Pour faire simple : prenons garde à ne pas en venir à haïr la vie (volonté de puissance et créativité) à force de frayer avec les zombies.
Leur nihilisme ne doit pas nous atteindre, et le but final n’est pas de foutre le feu à toutes les valeurs pour se venger de leur connerie mais bel et bien d’en créer de nouvelles, célébrant véritablement la vie (Yo Dionysos !). Et en ce qui concerne l’abîme, il s’agit selon moi d’un face à face avec soi-même que bien peu sont prêts à accepter.
Qu’il s’agisse du vide transcendantal ou de la simple révélation de notre nature, le résultat est le même : ça fait peur, et il y a un risque de ne pas s’en remettre.
Mais qui d’entre nous a jamais vraiment regardé en soi, aussi loin, aussi longtemps ?
L’idée rejoint celle qui est chère à Chuck Palahniuk : seul celui qui a connu le fond du gouffre peut espérer être touché par la lumière. Cependant, le but n’est pas de frapper le sol pour remonter, mais d'accepter de cohabiter avec ses démons, à jamais.
Le sommet et l’abîme sont maintenant confondus…
Ces mots terribles disent tout ce qu’il y a à dire.
Non, la vérité et la liberté ne sont pas pour tout le monde. Il s’agit d’une exception, et seul celui disposé au plus grand sacrifice peut espérer l’atteindre.
Parce qu’un Homme, quand il grandit, le fait dans les deux sens : vers le sol, et vers le ciel, mais inutile d'espérer accomplir l’un sans l’autre, et ce ne serait d’ailleurs pas souhaitable.
Se prendre des grosses claques dans la gueule
IL FAUT PORTER EN SOI UN CHAOS POUR POUVOIR METTRE AU MONDE UNE ÉTOILE DANSANTE.
Aaah, encore une phrase adorée par la populace ! Pour une fois que ce vieil enfoiré de Nietzsche se montre romantique !
Comme dans Fight Club, on remarque que le chaos est encore une fois présent. Il l’était aussi chez l’anti-héros (comme c’est bizarre !), mais je me dois de répéter le message : ce n’est pas le lisse et le feutré qui sont générateurs de changement. Et en toute honnêteté, ce sont même bien souvent les claques magistrales qu’on s’est prises en pleine gueule qui ont initié en nous les modifications les plus spectaculaires.
Qu’il s’agisse d’art, de relation amoureuse, de choses affreuses comme le deuil, ou plus simplement d’un voyage, les événements qui laissent les ornières les plus profondes et catalysent notre évolution ne sont pas des caresses.
Tout comme le Big Bang a engendré le monde, la Terre, et toutes les étoiles qui dansent autour, si nous aussi nous voulons devenir créateurs, alors nous devons accepter la destruction, le choc, le chaos pour en faire nos forces vives.
En d’autres termes, le chaos, ennemi juré de l’ordre, symbolise le jaillissement de la passion, thème cher à Nietzsche, en opposition à l’encroûtement de la raison pontifiante.

> Données fournies:
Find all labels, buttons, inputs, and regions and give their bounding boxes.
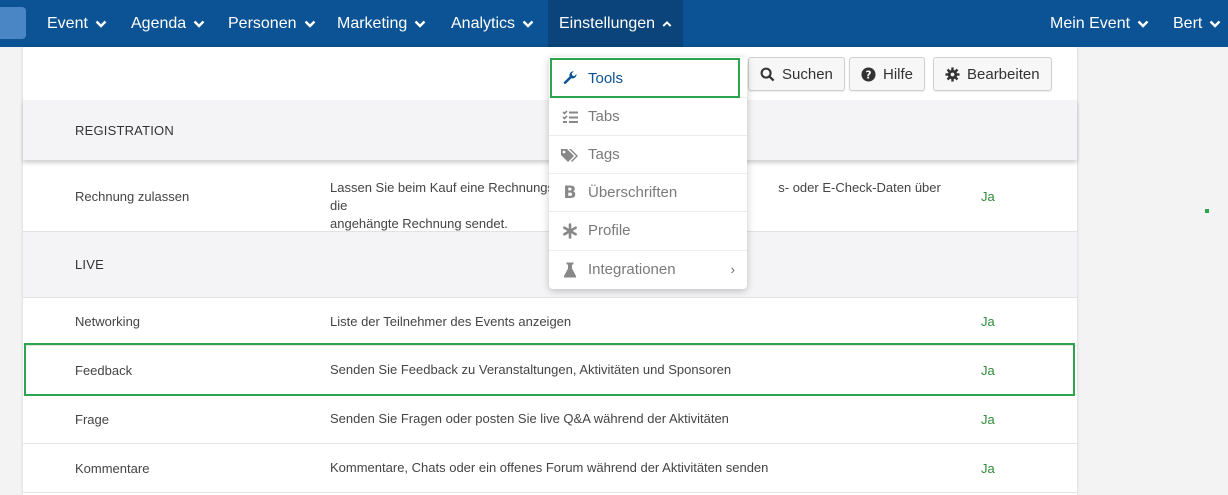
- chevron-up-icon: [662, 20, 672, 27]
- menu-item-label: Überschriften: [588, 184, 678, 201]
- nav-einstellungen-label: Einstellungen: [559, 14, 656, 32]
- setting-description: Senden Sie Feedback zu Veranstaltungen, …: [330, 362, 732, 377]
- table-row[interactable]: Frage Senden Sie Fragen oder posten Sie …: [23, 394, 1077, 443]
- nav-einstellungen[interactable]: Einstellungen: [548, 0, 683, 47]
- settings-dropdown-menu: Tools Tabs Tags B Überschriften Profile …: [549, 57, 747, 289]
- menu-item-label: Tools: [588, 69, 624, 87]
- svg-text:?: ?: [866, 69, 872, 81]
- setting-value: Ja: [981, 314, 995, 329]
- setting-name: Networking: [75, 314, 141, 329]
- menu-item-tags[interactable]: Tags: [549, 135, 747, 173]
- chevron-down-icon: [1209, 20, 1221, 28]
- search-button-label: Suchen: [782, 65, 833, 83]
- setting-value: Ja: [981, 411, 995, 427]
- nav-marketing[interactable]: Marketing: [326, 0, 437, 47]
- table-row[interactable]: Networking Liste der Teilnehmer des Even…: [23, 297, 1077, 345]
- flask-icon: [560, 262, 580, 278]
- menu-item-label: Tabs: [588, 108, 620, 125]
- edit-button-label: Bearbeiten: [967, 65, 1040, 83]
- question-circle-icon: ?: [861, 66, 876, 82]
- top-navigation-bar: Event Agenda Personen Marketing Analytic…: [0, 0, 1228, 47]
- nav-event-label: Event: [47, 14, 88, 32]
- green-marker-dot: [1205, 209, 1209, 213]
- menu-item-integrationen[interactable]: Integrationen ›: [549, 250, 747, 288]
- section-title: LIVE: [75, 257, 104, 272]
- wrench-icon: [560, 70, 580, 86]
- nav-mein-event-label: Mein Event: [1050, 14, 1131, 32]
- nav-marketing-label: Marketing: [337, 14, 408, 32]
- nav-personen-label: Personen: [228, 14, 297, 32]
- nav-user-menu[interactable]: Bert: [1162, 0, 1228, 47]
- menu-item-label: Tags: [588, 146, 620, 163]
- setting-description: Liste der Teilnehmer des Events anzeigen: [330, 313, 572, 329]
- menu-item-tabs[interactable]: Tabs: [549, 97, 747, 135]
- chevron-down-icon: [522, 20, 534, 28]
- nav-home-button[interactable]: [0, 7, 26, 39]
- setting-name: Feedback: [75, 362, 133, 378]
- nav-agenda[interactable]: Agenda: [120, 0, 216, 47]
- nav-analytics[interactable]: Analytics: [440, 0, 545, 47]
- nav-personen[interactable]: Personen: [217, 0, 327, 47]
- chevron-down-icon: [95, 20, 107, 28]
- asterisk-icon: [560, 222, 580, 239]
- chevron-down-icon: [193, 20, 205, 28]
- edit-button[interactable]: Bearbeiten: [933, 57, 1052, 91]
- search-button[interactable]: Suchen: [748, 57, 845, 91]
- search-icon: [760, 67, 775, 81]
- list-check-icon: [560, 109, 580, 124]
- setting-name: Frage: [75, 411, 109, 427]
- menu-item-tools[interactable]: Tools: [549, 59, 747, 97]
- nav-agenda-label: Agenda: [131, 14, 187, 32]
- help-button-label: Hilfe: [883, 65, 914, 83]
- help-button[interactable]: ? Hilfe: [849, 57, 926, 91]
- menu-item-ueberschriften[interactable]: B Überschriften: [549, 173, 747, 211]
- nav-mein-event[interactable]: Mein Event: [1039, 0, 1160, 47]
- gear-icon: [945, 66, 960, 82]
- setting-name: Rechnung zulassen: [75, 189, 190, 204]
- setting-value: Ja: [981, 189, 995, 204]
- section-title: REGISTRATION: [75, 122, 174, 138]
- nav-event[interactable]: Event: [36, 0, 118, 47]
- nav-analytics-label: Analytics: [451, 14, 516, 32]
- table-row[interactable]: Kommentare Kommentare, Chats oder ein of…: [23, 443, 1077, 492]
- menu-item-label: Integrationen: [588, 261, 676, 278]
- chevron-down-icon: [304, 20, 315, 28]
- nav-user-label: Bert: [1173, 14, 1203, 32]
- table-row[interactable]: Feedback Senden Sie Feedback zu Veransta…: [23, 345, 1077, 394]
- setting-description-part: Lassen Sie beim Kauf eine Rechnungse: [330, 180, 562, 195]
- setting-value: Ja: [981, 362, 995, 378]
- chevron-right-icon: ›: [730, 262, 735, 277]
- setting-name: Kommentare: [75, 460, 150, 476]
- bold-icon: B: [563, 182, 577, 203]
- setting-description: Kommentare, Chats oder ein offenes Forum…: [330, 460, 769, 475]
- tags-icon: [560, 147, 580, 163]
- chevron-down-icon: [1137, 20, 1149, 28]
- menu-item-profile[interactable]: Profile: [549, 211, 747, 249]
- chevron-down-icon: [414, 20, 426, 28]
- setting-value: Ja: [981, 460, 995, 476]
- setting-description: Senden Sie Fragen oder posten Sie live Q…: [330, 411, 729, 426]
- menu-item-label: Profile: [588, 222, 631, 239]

> Exercices:
**A)** Indiquez si chaque affirmation concorde avec le texte sur Nietzsche et le chaos. Répondez par oui ou non et citez les mots du texte qui tranchent. (i) Le but final est de mettre le feu à toutes les valeurs. (ii) Ce n'est pas le lisse et le feutré qui font naître le changement. (iii) Le deuil figure parmi les événements qui font évoluer.
**B)** Résumez en deux phrases le texte sur Nietzsche et le chaos.
**C)** Poursuivez le texte sur Nietzsche et le chaos après sa dernière phrase.

> Réponses:
**A)**
(i) Non : « le but final n’est pas de foutre le feu à toutes les valeurs pour se venger de leur connerie mais bel et bien d’en créer de nouvelles »
(ii) Oui : « ce n’est pas le lisse et le feutré qui sont générateurs de changement »
(iii) Oui : « Qu’il s’agisse d’art, de relation amoureuse, de choses affreuses comme le deuil, ou plus simplement d’un voyage, les événements qui laissent les ornières les plus profondes et catalysent notre évolution ne sont pas des caresses. »

**B)** Le texte invite à ne pas se laisser gagner par le nihilisme et à créer de nouvelles valeurs qui célèbrent la vie, en acceptant de faire face à l'abîme en soi et de cohabiter avec ses démons. Il affirme, à partir de la phrase de Nietzsche sur le chaos et l'étoile dansante, que les claques et les chocs, plutôt que le lisse et le feutré, provoquent les plus grands changements, et que le chaos symbolise la passion opposée à la raison.

**C)**
Il suggère donc de s’abandonner à nos instincts pour laisser émerger cette partie de nous bien plus sage que le dogme visant à la réguler.
Parce que rien de neuf ne peut naître sur d’anciennes terres polluées. Rien de beau émerger entre les racines d’un monde pourri. Se confronter au pire en soi, le regarder de son œil lucide, et choisir de s’en servir pour enfanter un nouvel ordre est une leçon très forte, bien loin de la victimisation.
Bien plus efficiente. Et bien plus belle.
Se confronter à soi-même
MAIS LE PLUS DANGEREUX ENNEMI QUE TU PUISSES RENCONTRER SERA TOUJOURS TOI-MÊME (...) TU SERAS HÉRÉTIQUE ENVERS TOI-MÊME, SORCIER ET DEVIN, FOU ET INCRÉDULE, IMPIE ET MÉCHANT. IL FAUT QUE TU VEUILLES TE BRÛLER DANS TA PROPRE FLAMME : COMMENT VOUDRAIS-TU TE RENOUVELER SANS T’ÊTRE D’ABORD RÉDUIT EN CENDRES !
On appuie encore un peu plus le point précédent.
Il est logique que l’Homme fort n’ait plus d’autre ennemi que lui-même. Mais cette confrontation ultime revêt chez ce philosophe tous les aspects de la grandeur. Ce n’est pas quelque chose qu’on doit redouter ou fuir, bien au contraire. Attiser les flammes de ce glorieux combat semble même tout indiqué.
Connaître la peur, et la contraindre. Regarder l’abîme avec fierté. Égorger sa propre raison puisqu’elle est née du monde, et qu’il faut renoncer à lui.
Voilà où se situe le véritable cœur, et le véritable courage.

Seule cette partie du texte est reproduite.